Output each entry verbatim and exclude every picture from it.

-------- Data section --------

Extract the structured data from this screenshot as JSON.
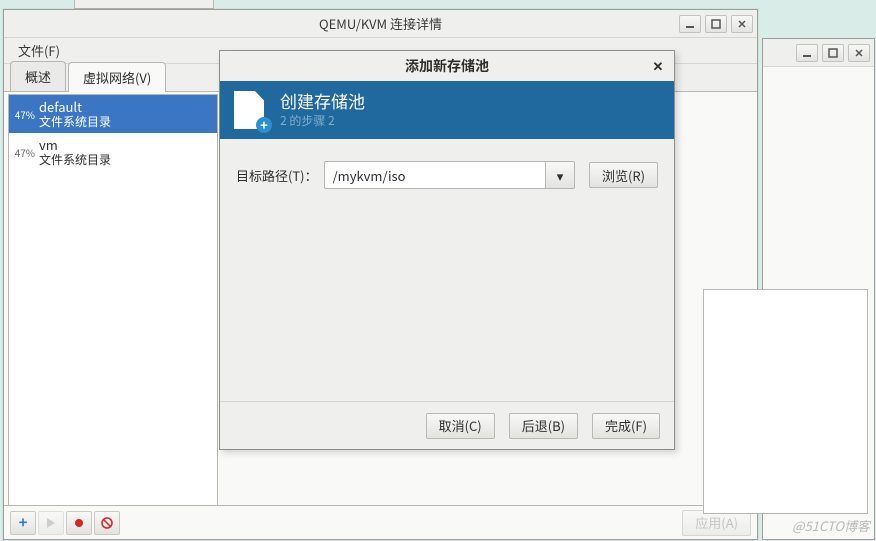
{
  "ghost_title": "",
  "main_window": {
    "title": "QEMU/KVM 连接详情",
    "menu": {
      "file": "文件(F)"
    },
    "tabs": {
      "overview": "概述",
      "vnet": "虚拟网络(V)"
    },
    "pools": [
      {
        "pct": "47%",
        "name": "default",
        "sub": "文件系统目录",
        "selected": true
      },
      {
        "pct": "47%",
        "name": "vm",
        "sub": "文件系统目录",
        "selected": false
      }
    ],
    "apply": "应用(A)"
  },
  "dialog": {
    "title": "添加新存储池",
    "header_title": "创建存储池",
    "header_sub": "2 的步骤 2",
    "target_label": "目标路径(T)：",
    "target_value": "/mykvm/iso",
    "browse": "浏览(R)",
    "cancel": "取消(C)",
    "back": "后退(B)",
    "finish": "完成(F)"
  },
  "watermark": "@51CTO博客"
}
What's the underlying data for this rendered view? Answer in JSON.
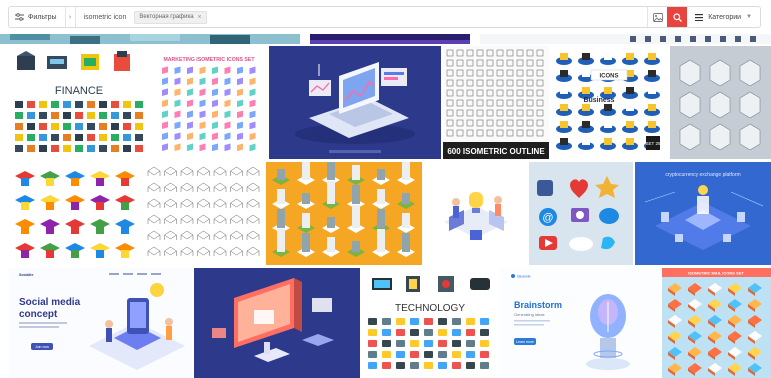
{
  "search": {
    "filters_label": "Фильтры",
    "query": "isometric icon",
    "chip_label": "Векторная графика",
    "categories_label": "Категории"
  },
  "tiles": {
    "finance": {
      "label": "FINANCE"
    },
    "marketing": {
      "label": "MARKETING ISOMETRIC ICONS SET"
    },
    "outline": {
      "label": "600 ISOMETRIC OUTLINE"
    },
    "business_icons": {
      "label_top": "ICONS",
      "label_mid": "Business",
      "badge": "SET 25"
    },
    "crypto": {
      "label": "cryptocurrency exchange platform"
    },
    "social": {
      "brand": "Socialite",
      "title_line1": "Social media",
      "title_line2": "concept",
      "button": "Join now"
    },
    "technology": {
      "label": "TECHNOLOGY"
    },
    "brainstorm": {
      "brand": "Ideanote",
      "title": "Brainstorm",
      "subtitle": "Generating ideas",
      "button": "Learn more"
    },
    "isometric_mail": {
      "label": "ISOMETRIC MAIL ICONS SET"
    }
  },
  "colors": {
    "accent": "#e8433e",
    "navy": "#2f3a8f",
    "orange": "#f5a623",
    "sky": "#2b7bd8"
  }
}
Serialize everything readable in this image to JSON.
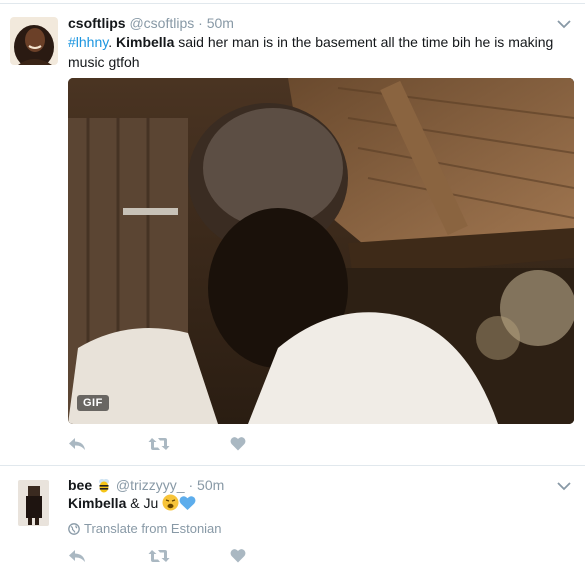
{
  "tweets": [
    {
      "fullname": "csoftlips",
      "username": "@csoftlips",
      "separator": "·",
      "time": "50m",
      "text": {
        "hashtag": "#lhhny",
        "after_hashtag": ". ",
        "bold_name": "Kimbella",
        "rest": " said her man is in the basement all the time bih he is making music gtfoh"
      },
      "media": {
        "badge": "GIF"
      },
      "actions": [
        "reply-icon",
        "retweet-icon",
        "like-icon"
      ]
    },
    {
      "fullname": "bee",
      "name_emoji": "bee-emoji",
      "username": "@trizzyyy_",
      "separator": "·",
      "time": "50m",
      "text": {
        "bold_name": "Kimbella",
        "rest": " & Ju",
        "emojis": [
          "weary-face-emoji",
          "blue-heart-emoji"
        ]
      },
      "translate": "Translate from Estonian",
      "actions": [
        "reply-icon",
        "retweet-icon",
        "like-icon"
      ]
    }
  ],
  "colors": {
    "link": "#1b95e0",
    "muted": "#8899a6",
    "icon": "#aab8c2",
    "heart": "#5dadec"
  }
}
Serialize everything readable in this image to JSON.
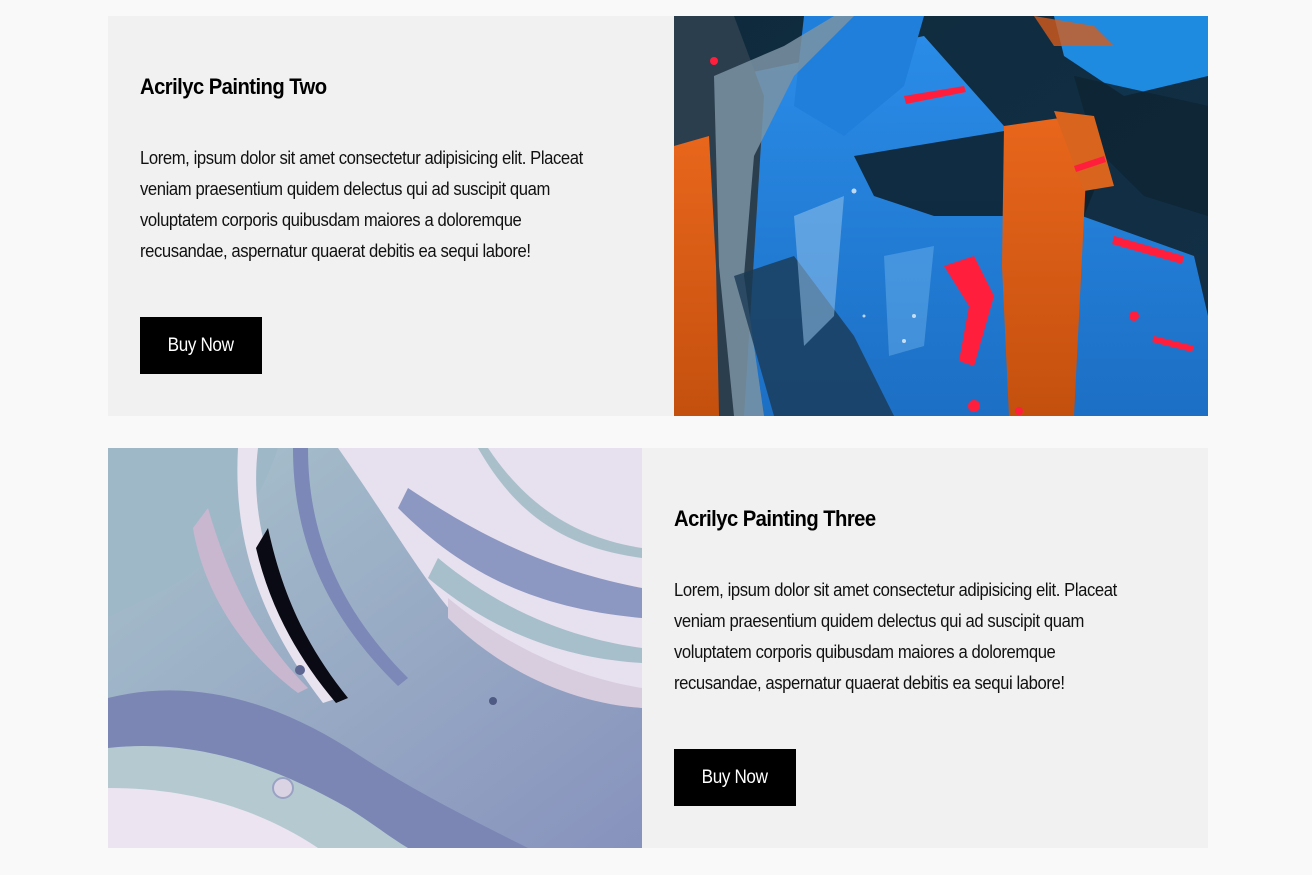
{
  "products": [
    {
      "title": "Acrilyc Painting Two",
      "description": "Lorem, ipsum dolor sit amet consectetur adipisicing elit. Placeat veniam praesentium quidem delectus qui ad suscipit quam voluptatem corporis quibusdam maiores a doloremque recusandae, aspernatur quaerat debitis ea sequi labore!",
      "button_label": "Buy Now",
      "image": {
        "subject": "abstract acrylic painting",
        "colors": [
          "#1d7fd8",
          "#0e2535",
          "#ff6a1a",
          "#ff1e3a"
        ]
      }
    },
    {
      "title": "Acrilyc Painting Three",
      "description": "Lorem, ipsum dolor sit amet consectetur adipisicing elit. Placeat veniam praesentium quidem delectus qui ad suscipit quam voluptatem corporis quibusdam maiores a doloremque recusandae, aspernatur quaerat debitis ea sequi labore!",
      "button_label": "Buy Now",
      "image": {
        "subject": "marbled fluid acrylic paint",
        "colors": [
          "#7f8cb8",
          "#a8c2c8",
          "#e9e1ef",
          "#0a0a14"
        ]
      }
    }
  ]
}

--------

Output of the task
Extract the structured data from this screenshot as JSON.
{
  "ghost_title": "",
  "main_window": {
    "title": "QEMU/KVM 连接详情",
    "menu": {
      "file": "文件(F)"
    },
    "tabs": {
      "overview": "概述",
      "vnet": "虚拟网络(V)"
    },
    "pools": [
      {
        "pct": "47%",
        "name": "default",
        "sub": "文件系统目录",
        "selected": true
      },
      {
        "pct": "47%",
        "name": "vm",
        "sub": "文件系统目录",
        "selected": false
      }
    ],
    "apply": "应用(A)"
  },
  "dialog": {
    "title": "添加新存储池",
    "header_title": "创建存储池",
    "header_sub": "2 的步骤 2",
    "target_label": "目标路径(T)：",
    "target_value": "/mykvm/iso",
    "browse": "浏览(R)",
    "cancel": "取消(C)",
    "back": "后退(B)",
    "finish": "完成(F)"
  },
  "watermark": "@51CTO博客"
}
What's the underlying data for this rendered view? Answer in JSON.
{
  "search": {
    "filters_label": "Фильтры",
    "query": "isometric icon",
    "chip_label": "Векторная графика",
    "categories_label": "Категории"
  },
  "tiles": {
    "finance": {
      "label": "FINANCE"
    },
    "marketing": {
      "label": "MARKETING ISOMETRIC ICONS SET"
    },
    "outline": {
      "label": "600 ISOMETRIC OUTLINE"
    },
    "business_icons": {
      "label_top": "ICONS",
      "label_mid": "Business",
      "badge": "SET 25"
    },
    "crypto": {
      "label": "cryptocurrency exchange platform"
    },
    "social": {
      "brand": "Socialite",
      "title_line1": "Social media",
      "title_line2": "concept",
      "button": "Join now"
    },
    "technology": {
      "label": "TECHNOLOGY"
    },
    "brainstorm": {
      "brand": "Ideanote",
      "title": "Brainstorm",
      "subtitle": "Generating ideas",
      "button": "Learn more"
    },
    "isometric_mail": {
      "label": "ISOMETRIC MAIL ICONS SET"
    }
  },
  "colors": {
    "accent": "#e8433e",
    "navy": "#2f3a8f",
    "orange": "#f5a623",
    "sky": "#2b7bd8"
  }
}
Serialize everything readable in this image to JSON.
{
  "tweets": [
    {
      "fullname": "csoftlips",
      "username": "@csoftlips",
      "separator": "·",
      "time": "50m",
      "text": {
        "hashtag": "#lhhny",
        "after_hashtag": ". ",
        "bold_name": "Kimbella",
        "rest": " said her man is in the basement all the time bih he is making music gtfoh"
      },
      "media": {
        "badge": "GIF"
      },
      "actions": [
        "reply-icon",
        "retweet-icon",
        "like-icon"
      ]
    },
    {
      "fullname": "bee",
      "name_emoji": "bee-emoji",
      "username": "@trizzyyy_",
      "separator": "·",
      "time": "50m",
      "text": {
        "bold_name": "Kimbella",
        "rest": " & Ju",
        "emojis": [
          "weary-face-emoji",
          "blue-heart-emoji"
        ]
      },
      "translate": "Translate from Estonian",
      "actions": [
        "reply-icon",
        "retweet-icon",
        "like-icon"
      ]
    }
  ],
  "colors": {
    "link": "#1b95e0",
    "muted": "#8899a6",
    "icon": "#aab8c2",
    "heart": "#5dadec"
  }
}
Serialize everything readable in this image to JSON.
{
  "products": [
    {
      "title": "Acrilyc Painting Two",
      "description": "Lorem, ipsum dolor sit amet consectetur adipisicing elit. Placeat veniam praesentium quidem delectus qui ad suscipit quam voluptatem corporis quibusdam maiores a doloremque recusandae, aspernatur quaerat debitis ea sequi labore!",
      "button_label": "Buy Now",
      "image": {
        "subject": "abstract acrylic painting",
        "colors": [
          "#1d7fd8",
          "#0e2535",
          "#ff6a1a",
          "#ff1e3a"
        ]
      }
    },
    {
      "title": "Acrilyc Painting Three",
      "description": "Lorem, ipsum dolor sit amet consectetur adipisicing elit. Placeat veniam praesentium quidem delectus qui ad suscipit quam voluptatem corporis quibusdam maiores a doloremque recusandae, aspernatur quaerat debitis ea sequi labore!",
      "button_label": "Buy Now",
      "image": {
        "subject": "marbled fluid acrylic paint",
        "colors": [
          "#7f8cb8",
          "#a8c2c8",
          "#e9e1ef",
          "#0a0a14"
        ]
      }
    }
  ]
}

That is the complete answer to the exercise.